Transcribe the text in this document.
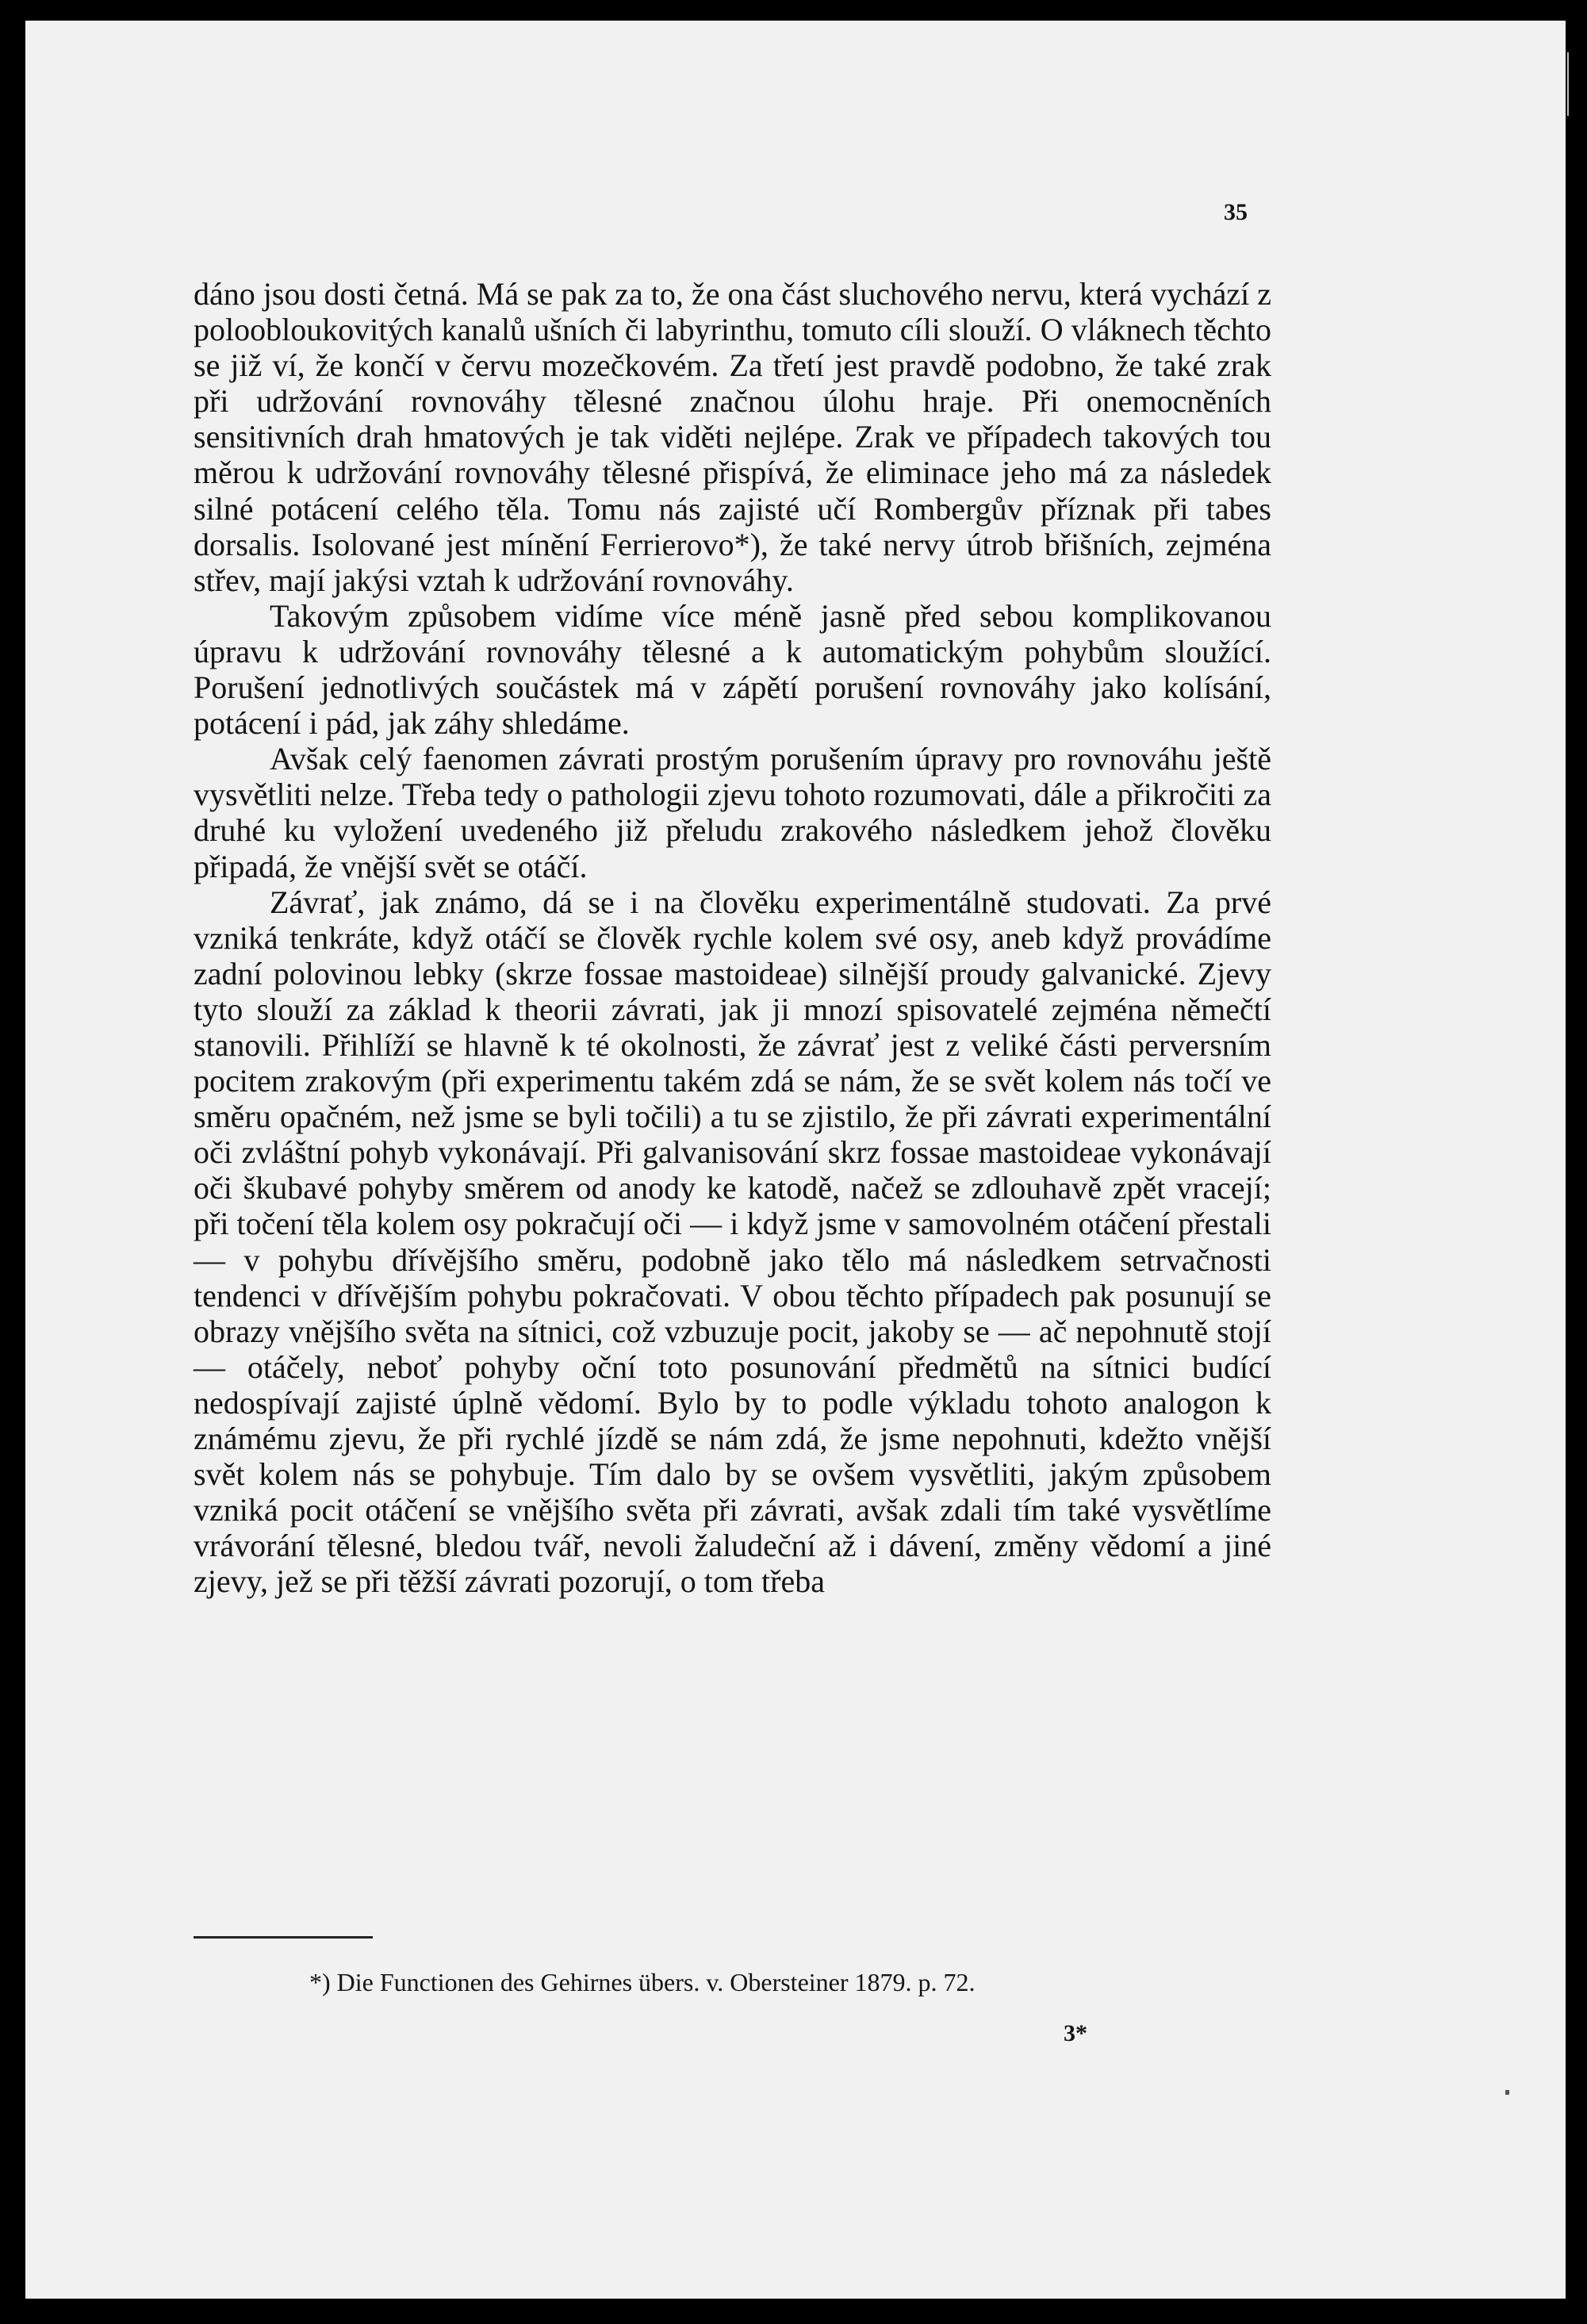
35

dáno jsou dosti četná. Má se pak za to, že ona část sluchového nervu, která vychází z poloobloukovitých kanalů ušních či labyrinthu, tomuto cíli slouží. O vláknech těchto se již ví, že končí v červu mozečkovém. Za třetí jest pravdě podobno, že také zrak při udržování rovnováhy tělesné značnou úlohu hraje. Při onemocněních sensitivních drah hmatových je tak viděti nejlépe. Zrak ve případech takových tou měrou k udržování rovnováhy tělesné přispívá, že eliminace jeho má za následek silné potácení celého těla. Tomu nás zajisté učí Rombergův příznak při tabes dorsalis. Isolované jest mínění Ferrierovo*), že také nervy útrob břišních, zejména střev, mají jakýsi vztah k udržování rovnováhy.

Takovým způsobem vidíme více méně jasně před sebou komplikovanou úpravu k udržování rovnováhy tělesné a k automatickým pohybům sloužící. Porušení jednotlivých součástek má v zápětí porušení rovnováhy jako kolísání, potácení i pád, jak záhy shledáme.

Avšak celý faenomen závrati prostým porušením úpravy pro rovnováhu ještě vysvětliti nelze. Třeba tedy o pathologii zjevu tohoto rozumovati, dále a přikročiti za druhé ku vyložení uvedeného již přeludu zrakového následkem jehož člověku připadá, že vnější svět se otáčí.

Závrať, jak známo, dá se i na člověku experimentálně studovati. Za prvé vzniká tenkráte, když otáčí se člověk rychle kolem své osy, aneb když provádíme zadní polovinou lebky (skrze fossae mastoideae) silnější proudy galvanické. Zjevy tyto slouží za základ k theorii závrati, jak ji mnozí spisovatelé zejména němečtí stanovili. Přihlíží se hlavně k té okolnosti, že závrať jest z veliké části perversním pocitem zrakovým (při experimentu takém zdá se nám, že se svět kolem nás točí ve směru opačném, než jsme se byli točili) a tu se zjistilo, že při závrati experimentální oči zvláštní pohyb vykonávají. Při galvanisování skrz fossae mastoideae vykonávají oči škubavé pohyby směrem od anody ke katodě, načež se zdlouhavě zpět vracejí; při točení těla kolem osy pokračují oči — i když jsme v samovolném otáčení přestali — v pohybu dřívějšího směru, podobně jako tělo má následkem setrvačnosti tendenci v dřívějším pohybu pokračovati. V obou těchto případech pak posunují se obrazy vnějšího světa na sítnici, což vzbuzuje pocit, jakoby se — ač nepohnutě stojí — otáčely, neboť pohyby oční toto posunování předmětů na sítnici budící nedospívají zajisté úplně vědomí. Bylo by to podle výkladu tohoto analogon k známému zjevu, že při rychlé jízdě se nám zdá, že jsme nepohnuti, kdežto vnější svět kolem nás se pohybuje. Tím dalo by se ovšem vysvětliti, jakým způsobem vzniká pocit otáčení se vnějšího světa při závrati, avšak zdali tím také vysvětlíme vrávorání tělesné, bledou tvář, nevoli žaludeční až i dávení, změny vědomí a jiné zjevy, jež se při těžší závrati pozorují, o tom třeba

*) Die Functionen des Gehirnes übers. v. Obersteiner 1879. p. 72.
3*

++++++++++

### WRITTEN REQUEST
Print the listing above in full, exactly as written. Omit any pictures.

### EXERCISE ANSWER
Transcribe the text in this document.
35

dáno jsou dosti četná. Má se pak za to, že ona část sluchového nervu, která vychází z poloobloukovitých kanalů ušních či labyrinthu, tomuto cíli slouží. O vláknech těchto se již ví, že končí v červu mozečkovém. Za třetí jest pravdě podobno, že také zrak při udržování rovnováhy tělesné značnou úlohu hraje. Při onemocněních sensitivních drah hmatových je tak viděti nejlépe. Zrak ve případech takových tou měrou k udržování rovnováhy tělesné přispívá, že eliminace jeho má za následek silné potácení celého těla. Tomu nás zajisté učí Rombergův příznak při tabes dorsalis. Isolované jest mínění Ferrierovo*), že také nervy útrob břišních, zejména střev, mají jakýsi vztah k udržování rovnováhy.

Takovým způsobem vidíme více méně jasně před sebou komplikovanou úpravu k udržování rovnováhy tělesné a k automatickým pohybům sloužící. Porušení jednotlivých součástek má v zápětí porušení rovnováhy jako kolísání, potácení i pád, jak záhy shledáme.

Avšak celý faenomen závrati prostým porušením úpravy pro rovnováhu ještě vysvětliti nelze. Třeba tedy o pathologii zjevu tohoto rozumovati, dále a přikročiti za druhé ku vyložení uvedeného již přeludu zrakového následkem jehož člověku připadá, že vnější svět se otáčí.

Závrať, jak známo, dá se i na člověku experimentálně studovati. Za prvé vzniká tenkráte, když otáčí se člověk rychle kolem své osy, aneb když provádíme zadní polovinou lebky (skrze fossae mastoideae) silnější proudy galvanické. Zjevy tyto slouží za základ k theorii závrati, jak ji mnozí spisovatelé zejména němečtí stanovili. Přihlíží se hlavně k té okolnosti, že závrať jest z veliké části perversním pocitem zrakovým (při experimentu takém zdá se nám, že se svět kolem nás točí ve směru opačném, než jsme se byli točili) a tu se zjistilo, že při závrati experimentální oči zvláštní pohyb vykonávají. Při galvanisování skrz fossae mastoideae vykonávají oči škubavé pohyby směrem od anody ke katodě, načež se zdlouhavě zpět vracejí; při točení těla kolem osy pokračují oči — i když jsme v samovolném otáčení přestali — v pohybu dřívějšího směru, podobně jako tělo má následkem setrvačnosti tendenci v dřívějším pohybu pokračovati. V obou těchto případech pak posunují se obrazy vnějšího světa na sítnici, což vzbuzuje pocit, jakoby se — ač nepohnutě stojí — otáčely, neboť pohyby oční toto posunování předmětů na sítnici budící nedospívají zajisté úplně vědomí. Bylo by to podle výkladu tohoto analogon k známému zjevu, že při rychlé jízdě se nám zdá, že jsme nepohnuti, kdežto vnější svět kolem nás se pohybuje. Tím dalo by se ovšem vysvětliti, jakým způsobem vzniká pocit otáčení se vnějšího světa při závrati, avšak zdali tím také vysvětlíme vrávorání tělesné, bledou tvář, nevoli žaludeční až i dávení, změny vědomí a jiné zjevy, jež se při těžší závrati pozorují, o tom třeba

*) Die Functionen des Gehirnes übers. v. Obersteiner 1879. p. 72.
3*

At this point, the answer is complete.